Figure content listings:

+-------+

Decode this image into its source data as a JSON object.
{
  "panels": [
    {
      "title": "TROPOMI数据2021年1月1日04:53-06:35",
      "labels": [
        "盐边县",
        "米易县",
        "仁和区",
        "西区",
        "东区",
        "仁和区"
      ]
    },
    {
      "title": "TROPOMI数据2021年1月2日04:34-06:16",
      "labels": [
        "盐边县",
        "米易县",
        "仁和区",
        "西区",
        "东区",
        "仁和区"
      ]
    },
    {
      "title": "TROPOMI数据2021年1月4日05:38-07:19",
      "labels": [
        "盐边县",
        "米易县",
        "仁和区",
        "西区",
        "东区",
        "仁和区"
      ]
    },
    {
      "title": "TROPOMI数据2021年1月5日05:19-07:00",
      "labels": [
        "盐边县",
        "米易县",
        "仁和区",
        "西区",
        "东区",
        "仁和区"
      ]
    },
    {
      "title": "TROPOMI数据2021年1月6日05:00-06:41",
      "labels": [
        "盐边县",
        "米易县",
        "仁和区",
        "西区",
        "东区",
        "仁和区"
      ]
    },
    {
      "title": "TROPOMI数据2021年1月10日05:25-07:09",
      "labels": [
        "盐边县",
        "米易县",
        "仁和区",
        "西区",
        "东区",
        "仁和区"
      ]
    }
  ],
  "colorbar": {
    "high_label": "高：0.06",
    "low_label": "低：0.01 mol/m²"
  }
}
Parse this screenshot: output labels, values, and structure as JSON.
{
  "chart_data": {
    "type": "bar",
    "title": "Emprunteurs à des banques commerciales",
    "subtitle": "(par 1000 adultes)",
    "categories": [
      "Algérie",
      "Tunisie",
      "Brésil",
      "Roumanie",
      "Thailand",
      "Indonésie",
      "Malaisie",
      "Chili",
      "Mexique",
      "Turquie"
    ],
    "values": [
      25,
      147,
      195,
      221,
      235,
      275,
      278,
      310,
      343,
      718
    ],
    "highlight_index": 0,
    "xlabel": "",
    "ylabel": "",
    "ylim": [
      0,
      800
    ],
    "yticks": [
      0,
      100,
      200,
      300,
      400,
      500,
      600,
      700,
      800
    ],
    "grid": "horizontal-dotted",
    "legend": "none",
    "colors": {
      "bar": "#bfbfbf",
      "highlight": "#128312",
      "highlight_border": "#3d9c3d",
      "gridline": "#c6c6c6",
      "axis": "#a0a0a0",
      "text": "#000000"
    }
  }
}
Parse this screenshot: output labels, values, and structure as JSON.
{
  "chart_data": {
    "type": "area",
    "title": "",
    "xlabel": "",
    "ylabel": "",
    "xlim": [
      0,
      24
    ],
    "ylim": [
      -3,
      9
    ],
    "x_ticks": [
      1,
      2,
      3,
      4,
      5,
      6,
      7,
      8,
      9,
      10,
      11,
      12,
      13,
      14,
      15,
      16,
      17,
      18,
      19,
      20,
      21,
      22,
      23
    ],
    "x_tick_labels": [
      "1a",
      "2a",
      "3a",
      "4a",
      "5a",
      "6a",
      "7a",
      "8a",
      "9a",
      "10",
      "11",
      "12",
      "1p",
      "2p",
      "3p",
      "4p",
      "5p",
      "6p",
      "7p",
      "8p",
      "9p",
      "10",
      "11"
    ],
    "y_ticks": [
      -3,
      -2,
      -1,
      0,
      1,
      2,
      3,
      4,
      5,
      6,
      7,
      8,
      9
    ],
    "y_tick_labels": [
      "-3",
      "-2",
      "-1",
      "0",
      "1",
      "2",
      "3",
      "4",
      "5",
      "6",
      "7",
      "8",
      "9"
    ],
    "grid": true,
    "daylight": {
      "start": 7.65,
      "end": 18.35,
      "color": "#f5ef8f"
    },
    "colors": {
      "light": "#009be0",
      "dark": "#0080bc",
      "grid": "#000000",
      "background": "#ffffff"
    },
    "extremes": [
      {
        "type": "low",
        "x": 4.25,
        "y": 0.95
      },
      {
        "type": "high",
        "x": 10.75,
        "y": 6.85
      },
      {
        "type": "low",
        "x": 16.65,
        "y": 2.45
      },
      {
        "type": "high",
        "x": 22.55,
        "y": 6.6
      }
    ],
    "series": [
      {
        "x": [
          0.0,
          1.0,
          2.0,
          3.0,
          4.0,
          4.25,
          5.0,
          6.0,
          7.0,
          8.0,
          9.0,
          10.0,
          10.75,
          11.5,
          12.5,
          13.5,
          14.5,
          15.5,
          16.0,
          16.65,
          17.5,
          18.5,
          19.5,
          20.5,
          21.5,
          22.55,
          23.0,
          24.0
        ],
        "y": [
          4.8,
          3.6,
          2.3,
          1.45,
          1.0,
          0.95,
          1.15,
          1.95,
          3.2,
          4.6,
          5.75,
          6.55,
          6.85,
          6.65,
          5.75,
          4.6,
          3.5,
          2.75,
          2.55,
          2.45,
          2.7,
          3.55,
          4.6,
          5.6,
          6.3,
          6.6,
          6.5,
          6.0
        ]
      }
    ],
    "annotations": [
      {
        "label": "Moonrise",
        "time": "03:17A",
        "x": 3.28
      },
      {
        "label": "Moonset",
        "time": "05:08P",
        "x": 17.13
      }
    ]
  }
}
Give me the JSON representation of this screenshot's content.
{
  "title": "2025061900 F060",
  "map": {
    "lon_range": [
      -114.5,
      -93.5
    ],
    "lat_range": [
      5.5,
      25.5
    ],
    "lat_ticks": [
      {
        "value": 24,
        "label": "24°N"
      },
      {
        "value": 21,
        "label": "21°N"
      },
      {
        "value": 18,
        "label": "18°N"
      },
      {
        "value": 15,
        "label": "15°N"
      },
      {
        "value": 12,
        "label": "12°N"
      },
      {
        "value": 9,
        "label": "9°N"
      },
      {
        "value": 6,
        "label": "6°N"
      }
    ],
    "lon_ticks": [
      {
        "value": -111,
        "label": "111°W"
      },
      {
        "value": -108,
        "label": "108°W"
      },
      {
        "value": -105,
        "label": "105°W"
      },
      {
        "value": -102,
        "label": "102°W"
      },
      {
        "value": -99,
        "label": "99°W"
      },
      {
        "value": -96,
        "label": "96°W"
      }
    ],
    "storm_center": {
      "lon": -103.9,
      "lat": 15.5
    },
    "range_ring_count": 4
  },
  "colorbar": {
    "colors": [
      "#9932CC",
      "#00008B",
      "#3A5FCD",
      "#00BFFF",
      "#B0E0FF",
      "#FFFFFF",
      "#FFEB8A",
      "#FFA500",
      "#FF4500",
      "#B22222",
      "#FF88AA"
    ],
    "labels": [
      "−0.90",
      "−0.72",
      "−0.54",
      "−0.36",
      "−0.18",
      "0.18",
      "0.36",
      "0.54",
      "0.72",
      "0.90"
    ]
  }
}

+-------+

_AIM_:
Nothing in the data may differ; print all of it exactly as written.

_THE RESPONSE_:
Decode this image into its source data as a JSON object.
{
  "panels": [
    {
      "title": "TROPOMI数据2021年1月1日04:53-06:35",
      "labels": [
        "盐边县",
        "米易县",
        "仁和区",
        "西区",
        "东区",
        "仁和区"
      ]
    },
    {
      "title": "TROPOMI数据2021年1月2日04:34-06:16",
      "labels": [
        "盐边县",
        "米易县",
        "仁和区",
        "西区",
        "东区",
        "仁和区"
      ]
    },
    {
      "title": "TROPOMI数据2021年1月4日05:38-07:19",
      "labels": [
        "盐边县",
        "米易县",
        "仁和区",
        "西区",
        "东区",
        "仁和区"
      ]
    },
    {
      "title": "TROPOMI数据2021年1月5日05:19-07:00",
      "labels": [
        "盐边县",
        "米易县",
        "仁和区",
        "西区",
        "东区",
        "仁和区"
      ]
    },
    {
      "title": "TROPOMI数据2021年1月6日05:00-06:41",
      "labels": [
        "盐边县",
        "米易县",
        "仁和区",
        "西区",
        "东区",
        "仁和区"
      ]
    },
    {
      "title": "TROPOMI数据2021年1月10日05:25-07:09",
      "labels": [
        "盐边县",
        "米易县",
        "仁和区",
        "西区",
        "东区",
        "仁和区"
      ]
    }
  ],
  "colorbar": {
    "high_label": "高：0.06",
    "low_label": "低：0.01 mol/m²"
  }
}
Parse this screenshot: output labels, values, and structure as JSON.
{
  "chart_data": {
    "type": "bar",
    "title": "Emprunteurs à des banques commerciales",
    "subtitle": "(par 1000 adultes)",
    "categories": [
      "Algérie",
      "Tunisie",
      "Brésil",
      "Roumanie",
      "Thailand",
      "Indonésie",
      "Malaisie",
      "Chili",
      "Mexique",
      "Turquie"
    ],
    "values": [
      25,
      147,
      195,
      221,
      235,
      275,
      278,
      310,
      343,
      718
    ],
    "highlight_index": 0,
    "xlabel": "",
    "ylabel": "",
    "ylim": [
      0,
      800
    ],
    "yticks": [
      0,
      100,
      200,
      300,
      400,
      500,
      600,
      700,
      800
    ],
    "grid": "horizontal-dotted",
    "legend": "none",
    "colors": {
      "bar": "#bfbfbf",
      "highlight": "#128312",
      "highlight_border": "#3d9c3d",
      "gridline": "#c6c6c6",
      "axis": "#a0a0a0",
      "text": "#000000"
    }
  }
}
Parse this screenshot: output labels, values, and structure as JSON.
{
  "chart_data": {
    "type": "area",
    "title": "",
    "xlabel": "",
    "ylabel": "",
    "xlim": [
      0,
      24
    ],
    "ylim": [
      -3,
      9
    ],
    "x_ticks": [
      1,
      2,
      3,
      4,
      5,
      6,
      7,
      8,
      9,
      10,
      11,
      12,
      13,
      14,
      15,
      16,
      17,
      18,
      19,
      20,
      21,
      22,
      23
    ],
    "x_tick_labels": [
      "1a",
      "2a",
      "3a",
      "4a",
      "5a",
      "6a",
      "7a",
      "8a",
      "9a",
      "10",
      "11",
      "12",
      "1p",
      "2p",
      "3p",
      "4p",
      "5p",
      "6p",
      "7p",
      "8p",
      "9p",
      "10",
      "11"
    ],
    "y_ticks": [
      -3,
      -2,
      -1,
      0,
      1,
      2,
      3,
      4,
      5,
      6,
      7,
      8,
      9
    ],
    "y_tick_labels": [
      "-3",
      "-2",
      "-1",
      "0",
      "1",
      "2",
      "3",
      "4",
      "5",
      "6",
      "7",
      "8",
      "9"
    ],
    "grid": true,
    "daylight": {
      "start": 7.65,
      "end": 18.35,
      "color": "#f5ef8f"
    },
    "colors": {
      "light": "#009be0",
      "dark": "#0080bc",
      "grid": "#000000",
      "background": "#ffffff"
    },
    "extremes": [
      {
        "type": "low",
        "x": 4.25,
        "y": 0.95
      },
      {
        "type": "high",
        "x": 10.75,
        "y": 6.85
      },
      {
        "type": "low",
        "x": 16.65,
        "y": 2.45
      },
      {
        "type": "high",
        "x": 22.55,
        "y": 6.6
      }
    ],
    "series": [
      {
        "x": [
          0.0,
          1.0,
          2.0,
          3.0,
          4.0,
          4.25,
          5.0,
          6.0,
          7.0,
          8.0,
          9.0,
          10.0,
          10.75,
          11.5,
          12.5,
          13.5,
          14.5,
          15.5,
          16.0,
          16.65,
          17.5,
          18.5,
          19.5,
          20.5,
          21.5,
          22.55,
          23.0,
          24.0
        ],
        "y": [
          4.8,
          3.6,
          2.3,
          1.45,
          1.0,
          0.95,
          1.15,
          1.95,
          3.2,
          4.6,
          5.75,
          6.55,
          6.85,
          6.65,
          5.75,
          4.6,
          3.5,
          2.75,
          2.55,
          2.45,
          2.7,
          3.55,
          4.6,
          5.6,
          6.3,
          6.6,
          6.5,
          6.0
        ]
      }
    ],
    "annotations": [
      {
        "label": "Moonrise",
        "time": "03:17A",
        "x": 3.28
      },
      {
        "label": "Moonset",
        "time": "05:08P",
        "x": 17.13
      }
    ]
  }
}
Give me the JSON representation of this screenshot's content.
{
  "title": "2025061900 F060",
  "map": {
    "lon_range": [
      -114.5,
      -93.5
    ],
    "lat_range": [
      5.5,
      25.5
    ],
    "lat_ticks": [
      {
        "value": 24,
        "label": "24°N"
      },
      {
        "value": 21,
        "label": "21°N"
      },
      {
        "value": 18,
        "label": "18°N"
      },
      {
        "value": 15,
        "label": "15°N"
      },
      {
        "value": 12,
        "label": "12°N"
      },
      {
        "value": 9,
        "label": "9°N"
      },
      {
        "value": 6,
        "label": "6°N"
      }
    ],
    "lon_ticks": [
      {
        "value": -111,
        "label": "111°W"
      },
      {
        "value": -108,
        "label": "108°W"
      },
      {
        "value": -105,
        "label": "105°W"
      },
      {
        "value": -102,
        "label": "102°W"
      },
      {
        "value": -99,
        "label": "99°W"
      },
      {
        "value": -96,
        "label": "96°W"
      }
    ],
    "storm_center": {
      "lon": -103.9,
      "lat": 15.5
    },
    "range_ring_count": 4
  },
  "colorbar": {
    "colors": [
      "#9932CC",
      "#00008B",
      "#3A5FCD",
      "#00BFFF",
      "#B0E0FF",
      "#FFFFFF",
      "#FFEB8A",
      "#FFA500",
      "#FF4500",
      "#B22222",
      "#FF88AA"
    ],
    "labels": [
      "−0.90",
      "−0.72",
      "−0.54",
      "−0.36",
      "−0.18",
      "0.18",
      "0.36",
      "0.54",
      "0.72",
      "0.90"
    ]
  }
}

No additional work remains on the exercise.